The task: Set down, in full, every record in the block.

Provided entries:

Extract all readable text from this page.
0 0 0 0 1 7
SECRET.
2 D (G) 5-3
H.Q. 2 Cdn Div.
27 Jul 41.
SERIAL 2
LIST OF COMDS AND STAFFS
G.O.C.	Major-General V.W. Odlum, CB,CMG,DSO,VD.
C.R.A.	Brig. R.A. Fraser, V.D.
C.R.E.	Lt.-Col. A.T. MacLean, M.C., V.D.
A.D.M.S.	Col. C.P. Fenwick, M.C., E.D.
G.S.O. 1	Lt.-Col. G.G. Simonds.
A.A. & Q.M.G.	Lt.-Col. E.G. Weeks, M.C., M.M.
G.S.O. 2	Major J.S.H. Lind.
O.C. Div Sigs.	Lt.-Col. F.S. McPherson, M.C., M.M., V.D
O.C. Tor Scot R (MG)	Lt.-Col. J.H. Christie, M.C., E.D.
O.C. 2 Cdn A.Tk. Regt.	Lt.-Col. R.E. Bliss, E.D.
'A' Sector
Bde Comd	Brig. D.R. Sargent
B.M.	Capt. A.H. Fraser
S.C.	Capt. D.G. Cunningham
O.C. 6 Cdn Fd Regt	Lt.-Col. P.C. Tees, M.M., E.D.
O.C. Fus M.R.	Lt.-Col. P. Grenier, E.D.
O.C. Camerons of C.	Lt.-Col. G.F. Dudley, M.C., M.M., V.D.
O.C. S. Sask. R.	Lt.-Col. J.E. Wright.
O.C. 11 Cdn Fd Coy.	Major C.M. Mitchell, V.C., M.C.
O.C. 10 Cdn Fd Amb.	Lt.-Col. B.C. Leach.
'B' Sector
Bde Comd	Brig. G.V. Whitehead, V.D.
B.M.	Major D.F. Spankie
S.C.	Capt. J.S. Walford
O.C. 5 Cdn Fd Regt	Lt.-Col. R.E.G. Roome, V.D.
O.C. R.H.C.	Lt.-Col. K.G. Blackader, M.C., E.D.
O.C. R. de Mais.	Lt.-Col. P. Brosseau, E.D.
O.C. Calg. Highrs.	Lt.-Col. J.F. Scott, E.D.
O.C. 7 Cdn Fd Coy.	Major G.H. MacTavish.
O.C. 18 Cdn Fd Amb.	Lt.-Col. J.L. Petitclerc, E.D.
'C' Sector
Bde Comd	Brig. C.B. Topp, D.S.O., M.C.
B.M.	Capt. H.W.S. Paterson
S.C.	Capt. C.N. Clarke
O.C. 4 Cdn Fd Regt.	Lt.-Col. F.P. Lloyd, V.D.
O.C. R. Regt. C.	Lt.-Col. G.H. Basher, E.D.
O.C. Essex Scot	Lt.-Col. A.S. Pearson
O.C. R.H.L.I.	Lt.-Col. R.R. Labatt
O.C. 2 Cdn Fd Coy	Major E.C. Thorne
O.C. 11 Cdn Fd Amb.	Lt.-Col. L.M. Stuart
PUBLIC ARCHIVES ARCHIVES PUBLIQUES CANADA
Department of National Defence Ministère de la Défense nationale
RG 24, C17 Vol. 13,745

Expected answer:
Extract all readable text from this page.
0 0 0 0 1 7
SECRET.
2 D (G) 5-3
H.Q. 2 Cdn Div.
27 Jul 41.
SERIAL 2
LIST OF COMDS AND STAFFS
G.O.C.	Major-General V.W. Odlum, CB,CMG,DSO,VD.
C.R.A.	Brig. R.A. Fraser, V.D.
C.R.E.	Lt.-Col. A.T. MacLean, M.C., V.D.
A.D.M.S.	Col. C.P. Fenwick, M.C., E.D.
G.S.O. 1	Lt.-Col. G.G. Simonds.
A.A. & Q.M.G.	Lt.-Col. E.G. Weeks, M.C., M.M.
G.S.O. 2	Major J.S.H. Lind.
O.C. Div Sigs.	Lt.-Col. F.S. McPherson, M.C., M.M., V.D
O.C. Tor Scot R (MG)	Lt.-Col. J.H. Christie, M.C., E.D.
O.C. 2 Cdn A.Tk. Regt.	Lt.-Col. R.E. Bliss, E.D.
'A' Sector
Bde Comd	Brig. D.R. Sargent
B.M.	Capt. A.H. Fraser
S.C.	Capt. D.G. Cunningham
O.C. 6 Cdn Fd Regt	Lt.-Col. P.C. Tees, M.M., E.D.
O.C. Fus M.R.	Lt.-Col. P. Grenier, E.D.
O.C. Camerons of C.	Lt.-Col. G.F. Dudley, M.C., M.M., V.D.
O.C. S. Sask. R.	Lt.-Col. J.E. Wright.
O.C. 11 Cdn Fd Coy.	Major C.M. Mitchell, V.C., M.C.
O.C. 10 Cdn Fd Amb.	Lt.-Col. B.C. Leach.
'B' Sector
Bde Comd	Brig. G.V. Whitehead, V.D.
B.M.	Major D.F. Spankie
S.C.	Capt. J.S. Walford
O.C. 5 Cdn Fd Regt	Lt.-Col. R.E.G. Roome, V.D.
O.C. R.H.C.	Lt.-Col. K.G. Blackader, M.C., E.D.
O.C. R. de Mais.	Lt.-Col. P. Brosseau, E.D.
O.C. Calg. Highrs.	Lt.-Col. J.F. Scott, E.D.
O.C. 7 Cdn Fd Coy.	Major G.H. MacTavish.
O.C. 18 Cdn Fd Amb.	Lt.-Col. J.L. Petitclerc, E.D.
'C' Sector
Bde Comd	Brig. C.B. Topp, D.S.O., M.C.
B.M.	Capt. H.W.S. Paterson
S.C.	Capt. C.N. Clarke
O.C. 4 Cdn Fd Regt.	Lt.-Col. F.P. Lloyd, V.D.
O.C. R. Regt. C.	Lt.-Col. G.H. Basher, E.D.
O.C. Essex Scot	Lt.-Col. A.S. Pearson
O.C. R.H.L.I.	Lt.-Col. R.R. Labatt
O.C. 2 Cdn Fd Coy	Major E.C. Thorne
O.C. 11 Cdn Fd Amb.	Lt.-Col. L.M. Stuart
PUBLIC ARCHIVES ARCHIVES PUBLIQUES CANADA
Department of National Defence Ministère de la Défense nationale
RG 24, C17 Vol. 13,745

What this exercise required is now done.